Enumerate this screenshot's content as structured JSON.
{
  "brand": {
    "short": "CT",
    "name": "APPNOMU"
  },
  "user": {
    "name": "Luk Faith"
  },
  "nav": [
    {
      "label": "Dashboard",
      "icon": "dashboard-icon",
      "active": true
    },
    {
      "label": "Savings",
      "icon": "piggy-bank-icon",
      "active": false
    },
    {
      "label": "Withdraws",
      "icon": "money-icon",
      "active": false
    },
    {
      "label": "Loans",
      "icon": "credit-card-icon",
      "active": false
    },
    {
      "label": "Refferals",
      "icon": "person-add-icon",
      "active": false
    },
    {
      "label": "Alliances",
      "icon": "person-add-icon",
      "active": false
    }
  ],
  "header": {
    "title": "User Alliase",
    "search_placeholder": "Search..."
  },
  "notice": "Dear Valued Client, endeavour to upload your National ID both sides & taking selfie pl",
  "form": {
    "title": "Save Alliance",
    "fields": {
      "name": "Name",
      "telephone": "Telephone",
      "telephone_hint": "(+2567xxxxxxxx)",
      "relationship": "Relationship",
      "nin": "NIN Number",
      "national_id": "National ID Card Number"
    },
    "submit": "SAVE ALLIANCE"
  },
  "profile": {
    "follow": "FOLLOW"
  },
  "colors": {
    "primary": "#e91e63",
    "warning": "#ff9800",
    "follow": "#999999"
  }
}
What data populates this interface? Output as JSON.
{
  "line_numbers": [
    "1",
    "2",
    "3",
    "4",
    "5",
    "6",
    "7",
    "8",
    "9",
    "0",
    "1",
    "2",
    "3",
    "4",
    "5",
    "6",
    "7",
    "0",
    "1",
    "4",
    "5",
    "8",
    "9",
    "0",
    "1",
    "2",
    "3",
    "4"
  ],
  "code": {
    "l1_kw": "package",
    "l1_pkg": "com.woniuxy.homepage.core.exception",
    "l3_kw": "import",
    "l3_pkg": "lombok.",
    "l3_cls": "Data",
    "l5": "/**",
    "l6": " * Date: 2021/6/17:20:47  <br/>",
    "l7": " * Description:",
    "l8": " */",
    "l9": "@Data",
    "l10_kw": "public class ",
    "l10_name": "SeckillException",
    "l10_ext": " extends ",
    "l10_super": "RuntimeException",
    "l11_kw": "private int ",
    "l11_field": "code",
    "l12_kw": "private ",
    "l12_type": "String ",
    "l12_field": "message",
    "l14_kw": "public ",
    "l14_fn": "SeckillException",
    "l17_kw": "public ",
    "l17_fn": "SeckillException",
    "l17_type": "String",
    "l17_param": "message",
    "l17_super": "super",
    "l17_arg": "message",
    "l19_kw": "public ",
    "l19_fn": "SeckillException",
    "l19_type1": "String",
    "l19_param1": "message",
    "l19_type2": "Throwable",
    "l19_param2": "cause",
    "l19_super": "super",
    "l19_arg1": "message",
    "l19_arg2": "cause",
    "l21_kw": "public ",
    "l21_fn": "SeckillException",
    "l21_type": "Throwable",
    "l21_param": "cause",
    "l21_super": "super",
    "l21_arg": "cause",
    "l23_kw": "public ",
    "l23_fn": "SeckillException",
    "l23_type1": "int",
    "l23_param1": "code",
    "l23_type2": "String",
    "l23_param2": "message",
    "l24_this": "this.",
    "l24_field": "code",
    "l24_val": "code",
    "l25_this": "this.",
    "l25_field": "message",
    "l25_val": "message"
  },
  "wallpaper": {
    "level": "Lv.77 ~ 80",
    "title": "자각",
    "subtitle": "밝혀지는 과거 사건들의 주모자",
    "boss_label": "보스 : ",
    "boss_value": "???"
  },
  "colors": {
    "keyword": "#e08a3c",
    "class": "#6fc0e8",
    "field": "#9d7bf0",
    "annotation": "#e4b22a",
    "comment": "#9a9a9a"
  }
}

☆ ☆ ☆ ☆ ☆

Given task - Of the lines in the data, how many hold the string "JSON"? State the number, nothing else.

Result - 2